# [Direction]
Keep only the lines where "label" appears.

-- begin Listed entries --

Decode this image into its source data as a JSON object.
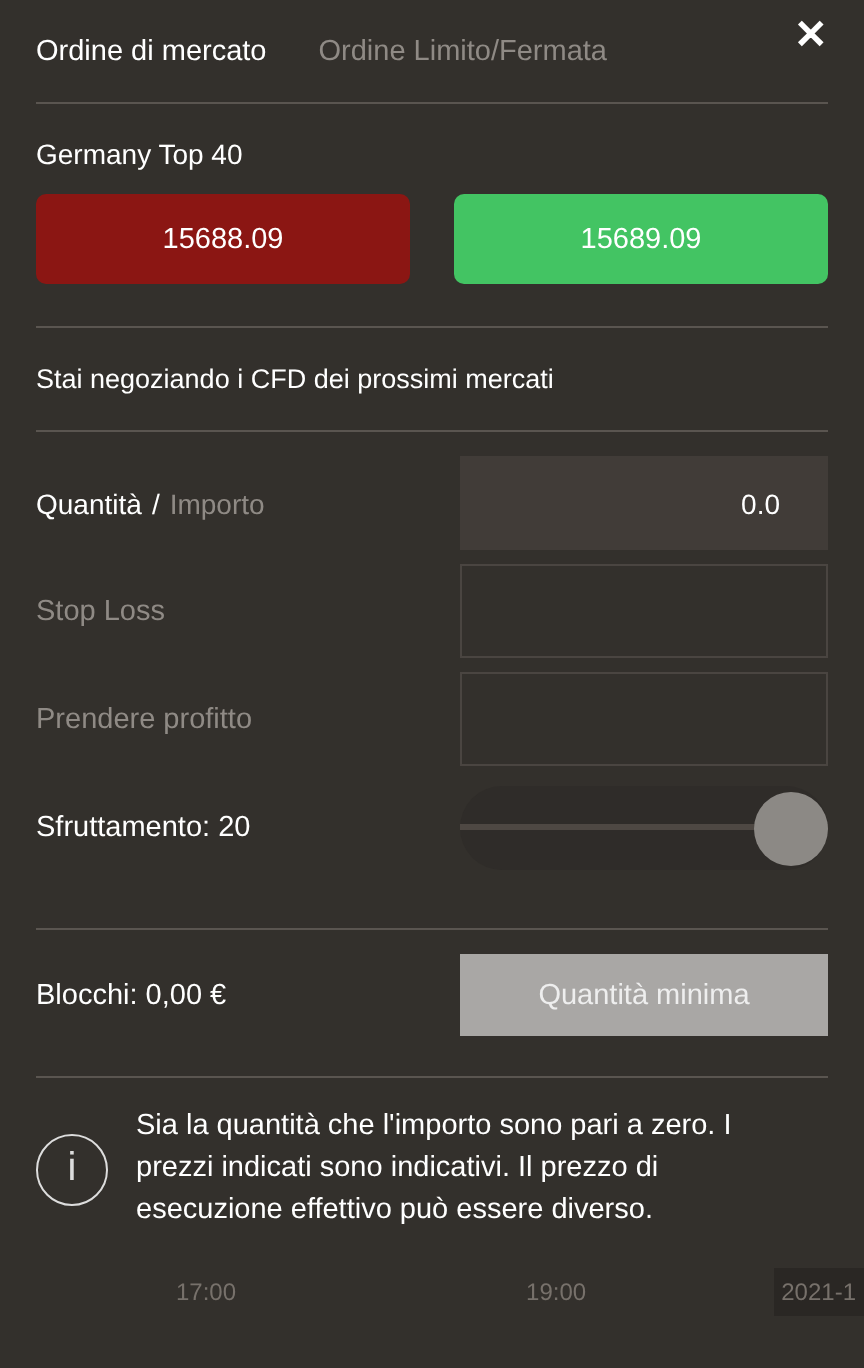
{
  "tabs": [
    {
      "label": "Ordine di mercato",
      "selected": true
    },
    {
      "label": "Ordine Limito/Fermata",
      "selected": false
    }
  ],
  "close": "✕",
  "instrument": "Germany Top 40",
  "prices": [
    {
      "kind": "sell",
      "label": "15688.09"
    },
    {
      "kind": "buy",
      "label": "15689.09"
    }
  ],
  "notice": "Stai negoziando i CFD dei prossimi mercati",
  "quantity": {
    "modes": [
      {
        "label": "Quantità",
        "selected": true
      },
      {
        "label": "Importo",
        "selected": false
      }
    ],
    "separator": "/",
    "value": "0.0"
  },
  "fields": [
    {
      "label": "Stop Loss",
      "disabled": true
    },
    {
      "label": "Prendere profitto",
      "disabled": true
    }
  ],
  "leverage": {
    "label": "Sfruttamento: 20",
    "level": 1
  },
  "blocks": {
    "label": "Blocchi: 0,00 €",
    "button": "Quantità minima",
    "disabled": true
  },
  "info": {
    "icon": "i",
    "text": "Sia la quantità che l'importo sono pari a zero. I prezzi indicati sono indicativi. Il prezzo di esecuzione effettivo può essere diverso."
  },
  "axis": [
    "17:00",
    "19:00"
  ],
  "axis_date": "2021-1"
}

-- end Listed entries --

# [Full answer]
      "label": "Ordine di mercato",
      "label": "Ordine Limito/Fermata",
      "label": "15688.09"
      "label": "15689.09"
        "label": "Quantità",
        "label": "Importo",
      "label": "Stop Loss",
      "label": "Prendere profitto",
    "label": "Sfruttamento: 20",
    "label": "Blocchi: 0,00 €",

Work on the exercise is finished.